### Requirement
Check each line of the material below, and copy it if it holds the string "Conductivity".

________________

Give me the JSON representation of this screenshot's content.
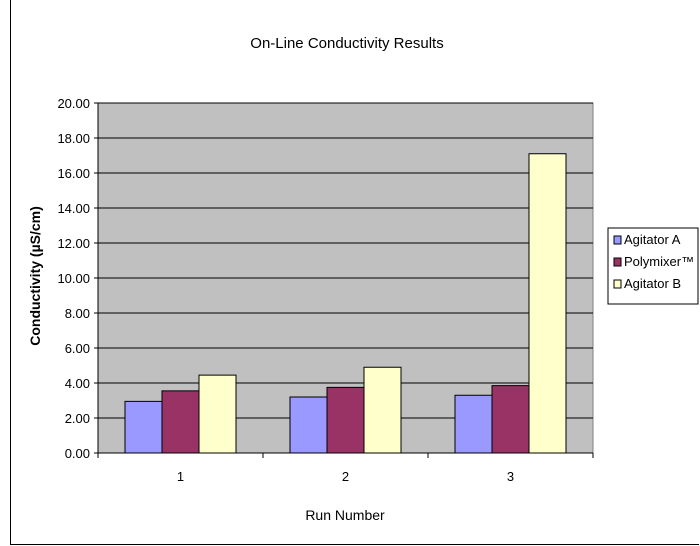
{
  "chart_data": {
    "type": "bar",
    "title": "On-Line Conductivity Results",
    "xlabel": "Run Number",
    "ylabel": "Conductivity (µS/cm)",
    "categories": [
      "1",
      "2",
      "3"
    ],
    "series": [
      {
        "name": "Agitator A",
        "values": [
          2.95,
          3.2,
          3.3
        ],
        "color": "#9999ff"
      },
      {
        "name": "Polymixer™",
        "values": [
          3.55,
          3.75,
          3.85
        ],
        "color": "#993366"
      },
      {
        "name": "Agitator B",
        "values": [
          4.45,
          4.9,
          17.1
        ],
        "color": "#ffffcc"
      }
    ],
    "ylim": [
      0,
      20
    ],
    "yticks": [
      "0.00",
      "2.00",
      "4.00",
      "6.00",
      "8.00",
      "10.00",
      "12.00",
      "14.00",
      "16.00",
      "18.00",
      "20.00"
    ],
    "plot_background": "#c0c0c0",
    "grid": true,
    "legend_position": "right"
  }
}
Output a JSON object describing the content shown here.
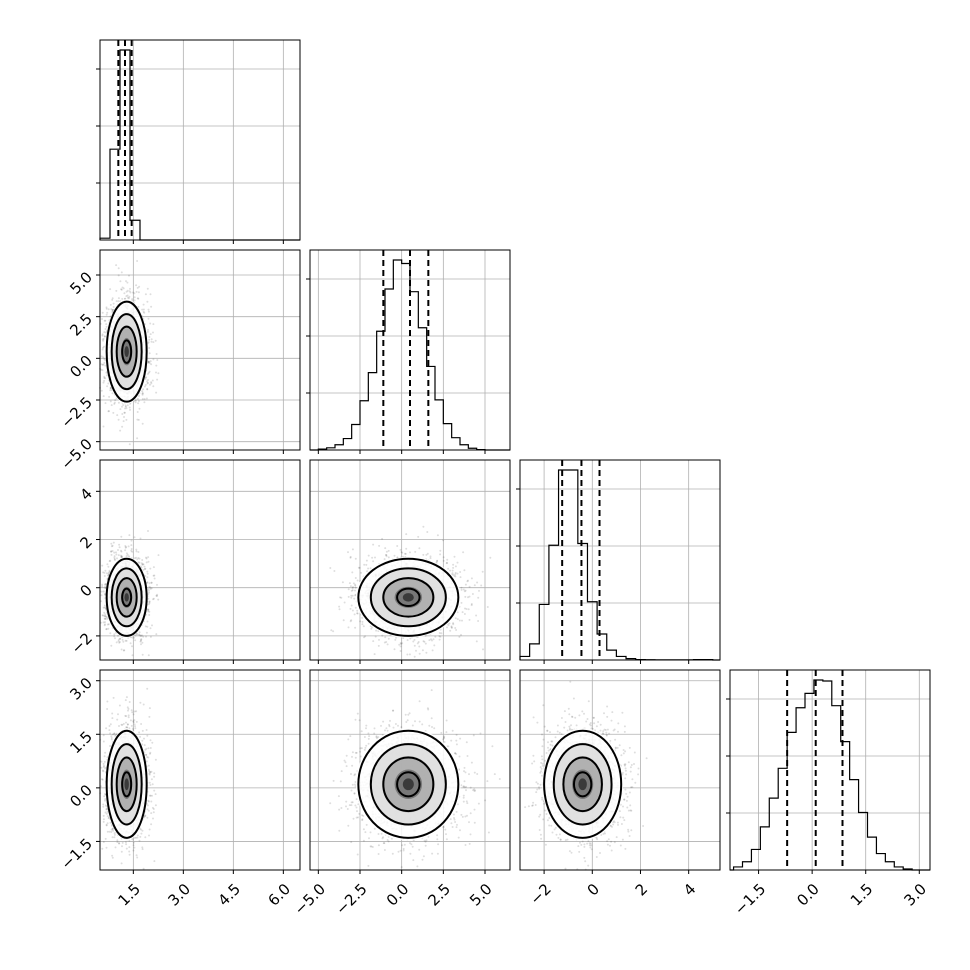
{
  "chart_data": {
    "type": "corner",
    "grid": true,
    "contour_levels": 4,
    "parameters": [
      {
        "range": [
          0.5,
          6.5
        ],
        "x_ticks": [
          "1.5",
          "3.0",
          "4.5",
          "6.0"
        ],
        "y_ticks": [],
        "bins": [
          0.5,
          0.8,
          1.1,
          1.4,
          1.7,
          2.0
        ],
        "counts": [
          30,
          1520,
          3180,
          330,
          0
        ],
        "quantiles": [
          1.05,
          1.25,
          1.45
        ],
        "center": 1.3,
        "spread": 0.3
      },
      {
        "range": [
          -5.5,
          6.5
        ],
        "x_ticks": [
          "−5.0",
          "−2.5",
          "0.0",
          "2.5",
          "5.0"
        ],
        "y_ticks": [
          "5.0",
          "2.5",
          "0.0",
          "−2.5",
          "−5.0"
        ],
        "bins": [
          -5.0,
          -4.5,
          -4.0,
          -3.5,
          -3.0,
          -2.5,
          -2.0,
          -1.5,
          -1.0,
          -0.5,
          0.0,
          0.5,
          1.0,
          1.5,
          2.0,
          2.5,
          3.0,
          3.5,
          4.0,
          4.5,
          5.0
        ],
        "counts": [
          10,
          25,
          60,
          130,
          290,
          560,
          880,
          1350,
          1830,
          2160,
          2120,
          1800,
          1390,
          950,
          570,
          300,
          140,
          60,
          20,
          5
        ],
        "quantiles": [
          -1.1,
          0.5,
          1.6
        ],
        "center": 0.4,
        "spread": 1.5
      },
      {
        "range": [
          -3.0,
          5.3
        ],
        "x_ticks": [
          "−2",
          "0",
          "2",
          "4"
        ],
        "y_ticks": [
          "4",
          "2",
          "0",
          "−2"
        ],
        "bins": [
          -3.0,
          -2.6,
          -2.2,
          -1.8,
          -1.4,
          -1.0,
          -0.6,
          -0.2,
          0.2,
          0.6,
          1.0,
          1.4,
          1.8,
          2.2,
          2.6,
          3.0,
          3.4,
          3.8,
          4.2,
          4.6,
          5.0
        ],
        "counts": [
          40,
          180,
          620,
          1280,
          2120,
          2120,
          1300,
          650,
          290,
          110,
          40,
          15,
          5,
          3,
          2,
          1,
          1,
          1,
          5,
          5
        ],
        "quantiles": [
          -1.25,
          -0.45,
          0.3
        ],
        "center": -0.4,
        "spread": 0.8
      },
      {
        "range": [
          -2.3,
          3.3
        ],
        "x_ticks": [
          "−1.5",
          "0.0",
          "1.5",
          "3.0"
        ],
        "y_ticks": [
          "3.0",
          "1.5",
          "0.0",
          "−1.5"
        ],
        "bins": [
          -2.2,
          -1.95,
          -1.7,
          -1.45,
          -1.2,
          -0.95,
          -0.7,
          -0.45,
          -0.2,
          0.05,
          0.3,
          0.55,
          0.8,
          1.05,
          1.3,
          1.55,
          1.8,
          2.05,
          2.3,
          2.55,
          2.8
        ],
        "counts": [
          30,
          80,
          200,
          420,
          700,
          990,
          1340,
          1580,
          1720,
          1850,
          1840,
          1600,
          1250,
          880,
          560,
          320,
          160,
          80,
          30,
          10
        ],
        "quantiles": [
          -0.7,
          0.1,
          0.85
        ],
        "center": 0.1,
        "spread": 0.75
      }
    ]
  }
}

________________

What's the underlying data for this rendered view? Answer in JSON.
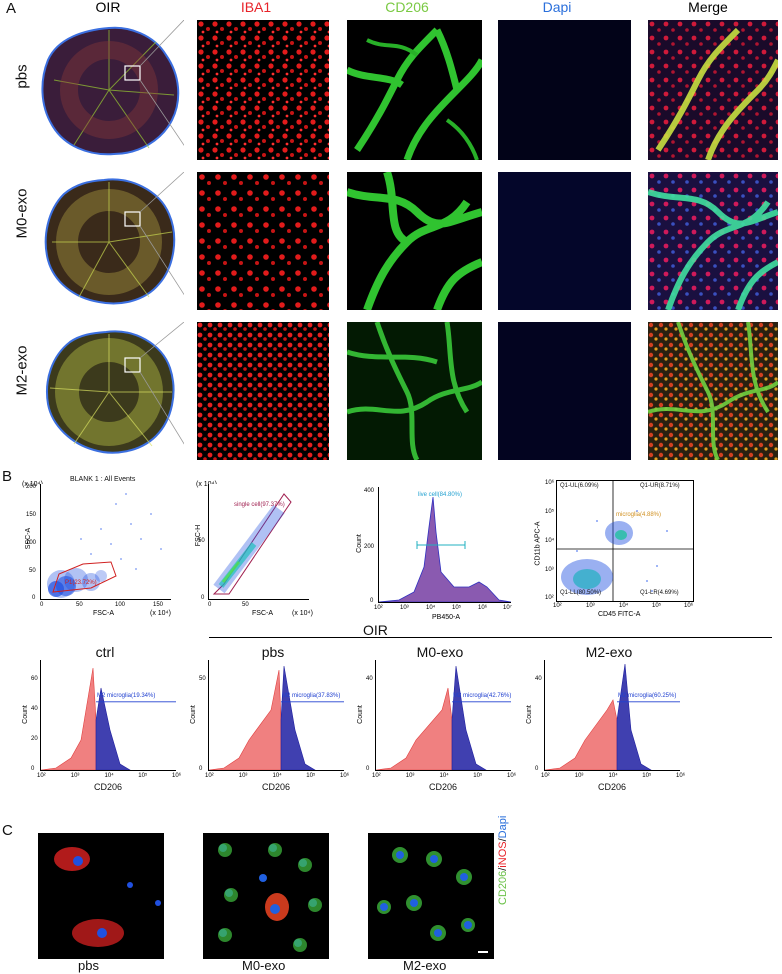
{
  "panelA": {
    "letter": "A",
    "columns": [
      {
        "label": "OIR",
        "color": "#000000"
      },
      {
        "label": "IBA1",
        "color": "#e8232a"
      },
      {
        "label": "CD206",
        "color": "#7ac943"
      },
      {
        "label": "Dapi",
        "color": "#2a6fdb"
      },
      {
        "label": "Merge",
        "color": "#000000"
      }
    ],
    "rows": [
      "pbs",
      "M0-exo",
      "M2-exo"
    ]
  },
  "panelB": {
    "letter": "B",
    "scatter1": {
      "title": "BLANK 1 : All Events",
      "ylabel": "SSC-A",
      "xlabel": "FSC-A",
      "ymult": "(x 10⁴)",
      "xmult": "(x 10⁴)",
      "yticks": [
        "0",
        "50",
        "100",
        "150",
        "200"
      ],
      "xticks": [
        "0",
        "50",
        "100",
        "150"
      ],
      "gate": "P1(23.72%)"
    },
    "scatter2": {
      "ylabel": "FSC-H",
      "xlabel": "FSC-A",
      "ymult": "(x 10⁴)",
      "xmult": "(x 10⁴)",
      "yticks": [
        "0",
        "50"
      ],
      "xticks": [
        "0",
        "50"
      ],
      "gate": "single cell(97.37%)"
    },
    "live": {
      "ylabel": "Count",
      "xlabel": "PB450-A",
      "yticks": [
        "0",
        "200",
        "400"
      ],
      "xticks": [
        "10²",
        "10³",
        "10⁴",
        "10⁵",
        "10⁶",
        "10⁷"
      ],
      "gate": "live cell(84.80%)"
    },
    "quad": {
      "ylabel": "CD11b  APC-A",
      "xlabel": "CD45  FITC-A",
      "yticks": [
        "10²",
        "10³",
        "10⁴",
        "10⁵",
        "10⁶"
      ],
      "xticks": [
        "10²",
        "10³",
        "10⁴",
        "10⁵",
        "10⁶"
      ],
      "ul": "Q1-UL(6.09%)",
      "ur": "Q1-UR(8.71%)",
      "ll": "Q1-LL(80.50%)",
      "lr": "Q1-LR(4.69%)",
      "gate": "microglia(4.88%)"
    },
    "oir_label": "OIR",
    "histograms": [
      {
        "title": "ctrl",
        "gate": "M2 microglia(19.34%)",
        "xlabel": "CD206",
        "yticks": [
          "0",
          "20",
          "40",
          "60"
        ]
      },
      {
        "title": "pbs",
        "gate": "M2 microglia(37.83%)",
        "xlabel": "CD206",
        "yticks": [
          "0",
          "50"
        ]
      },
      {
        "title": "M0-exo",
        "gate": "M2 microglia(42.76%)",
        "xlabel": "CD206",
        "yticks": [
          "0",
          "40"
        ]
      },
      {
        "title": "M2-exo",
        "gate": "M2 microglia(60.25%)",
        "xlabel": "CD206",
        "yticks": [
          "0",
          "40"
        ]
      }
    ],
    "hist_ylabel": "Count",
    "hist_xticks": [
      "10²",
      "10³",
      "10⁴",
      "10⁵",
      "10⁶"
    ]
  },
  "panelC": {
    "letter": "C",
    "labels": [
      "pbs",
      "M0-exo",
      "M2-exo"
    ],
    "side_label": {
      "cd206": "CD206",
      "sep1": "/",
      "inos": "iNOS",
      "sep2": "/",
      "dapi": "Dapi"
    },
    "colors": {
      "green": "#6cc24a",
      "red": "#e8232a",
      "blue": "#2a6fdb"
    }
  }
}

________________

### Full response
    "title": "On-Line Conductivity Results",
    "ylabel": "Conductivity (µS/cm)",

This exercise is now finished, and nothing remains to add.